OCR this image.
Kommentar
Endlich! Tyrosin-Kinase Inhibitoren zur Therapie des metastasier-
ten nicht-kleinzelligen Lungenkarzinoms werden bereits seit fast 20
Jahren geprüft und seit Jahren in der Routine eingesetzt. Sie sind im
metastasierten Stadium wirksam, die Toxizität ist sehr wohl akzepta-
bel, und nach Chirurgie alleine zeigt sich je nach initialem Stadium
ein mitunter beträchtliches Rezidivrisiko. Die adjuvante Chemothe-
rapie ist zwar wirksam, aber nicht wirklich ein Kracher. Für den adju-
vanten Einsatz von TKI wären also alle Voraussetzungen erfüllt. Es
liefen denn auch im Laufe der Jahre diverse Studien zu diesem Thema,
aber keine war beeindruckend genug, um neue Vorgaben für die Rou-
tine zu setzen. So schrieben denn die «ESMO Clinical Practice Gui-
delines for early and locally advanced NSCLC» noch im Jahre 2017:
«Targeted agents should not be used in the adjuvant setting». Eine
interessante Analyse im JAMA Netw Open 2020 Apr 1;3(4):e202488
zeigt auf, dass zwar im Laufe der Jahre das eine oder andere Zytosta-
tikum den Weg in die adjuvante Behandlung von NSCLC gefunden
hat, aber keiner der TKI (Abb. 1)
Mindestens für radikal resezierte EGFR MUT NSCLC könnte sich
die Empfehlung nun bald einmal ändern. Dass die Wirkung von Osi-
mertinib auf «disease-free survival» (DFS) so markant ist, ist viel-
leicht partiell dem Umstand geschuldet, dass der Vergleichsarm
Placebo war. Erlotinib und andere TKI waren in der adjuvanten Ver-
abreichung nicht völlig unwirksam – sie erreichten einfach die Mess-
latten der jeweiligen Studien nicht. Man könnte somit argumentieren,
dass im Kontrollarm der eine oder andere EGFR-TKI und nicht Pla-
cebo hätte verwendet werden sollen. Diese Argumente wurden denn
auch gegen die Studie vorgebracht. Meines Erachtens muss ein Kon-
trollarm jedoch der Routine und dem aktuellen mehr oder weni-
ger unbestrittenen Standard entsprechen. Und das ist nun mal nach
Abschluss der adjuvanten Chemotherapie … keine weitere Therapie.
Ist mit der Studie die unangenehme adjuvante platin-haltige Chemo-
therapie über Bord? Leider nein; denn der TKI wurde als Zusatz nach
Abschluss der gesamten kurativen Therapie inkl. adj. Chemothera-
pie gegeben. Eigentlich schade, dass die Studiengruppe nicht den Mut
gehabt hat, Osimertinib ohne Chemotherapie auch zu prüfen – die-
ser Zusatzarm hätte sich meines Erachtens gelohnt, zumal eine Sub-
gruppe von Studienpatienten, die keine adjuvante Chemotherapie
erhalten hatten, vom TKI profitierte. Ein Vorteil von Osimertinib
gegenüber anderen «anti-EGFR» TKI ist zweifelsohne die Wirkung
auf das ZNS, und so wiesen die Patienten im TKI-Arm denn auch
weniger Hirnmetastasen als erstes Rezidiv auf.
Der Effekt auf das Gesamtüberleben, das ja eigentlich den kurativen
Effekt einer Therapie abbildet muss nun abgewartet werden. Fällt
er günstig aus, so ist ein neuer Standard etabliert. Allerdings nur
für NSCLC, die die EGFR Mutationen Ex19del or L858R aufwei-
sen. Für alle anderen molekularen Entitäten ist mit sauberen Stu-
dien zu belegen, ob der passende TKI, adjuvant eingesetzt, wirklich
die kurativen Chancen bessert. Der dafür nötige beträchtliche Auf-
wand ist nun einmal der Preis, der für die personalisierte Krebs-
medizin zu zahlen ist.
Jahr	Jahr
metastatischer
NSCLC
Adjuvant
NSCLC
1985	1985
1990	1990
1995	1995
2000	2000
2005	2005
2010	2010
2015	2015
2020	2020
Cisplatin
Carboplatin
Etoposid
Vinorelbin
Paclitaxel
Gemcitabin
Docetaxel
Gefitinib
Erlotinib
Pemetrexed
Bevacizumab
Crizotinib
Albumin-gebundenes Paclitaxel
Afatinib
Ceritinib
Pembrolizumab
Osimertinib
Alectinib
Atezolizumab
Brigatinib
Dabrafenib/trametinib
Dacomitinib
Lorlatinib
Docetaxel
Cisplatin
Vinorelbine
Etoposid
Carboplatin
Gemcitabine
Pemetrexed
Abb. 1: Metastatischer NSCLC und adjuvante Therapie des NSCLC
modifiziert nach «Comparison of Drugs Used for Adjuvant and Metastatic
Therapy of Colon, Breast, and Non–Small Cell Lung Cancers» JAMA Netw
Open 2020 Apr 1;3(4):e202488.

□ □ □ □

TASK GOAL: Return each line among the entries that holds the word "anderen".

FULL SOLUTION:
gegenüber anderen «anti-EGFR» TKI ist zweifelsohne die Wirkung
sen. Für alle anderen molekularen Entitäten ist mit sauberen Stu-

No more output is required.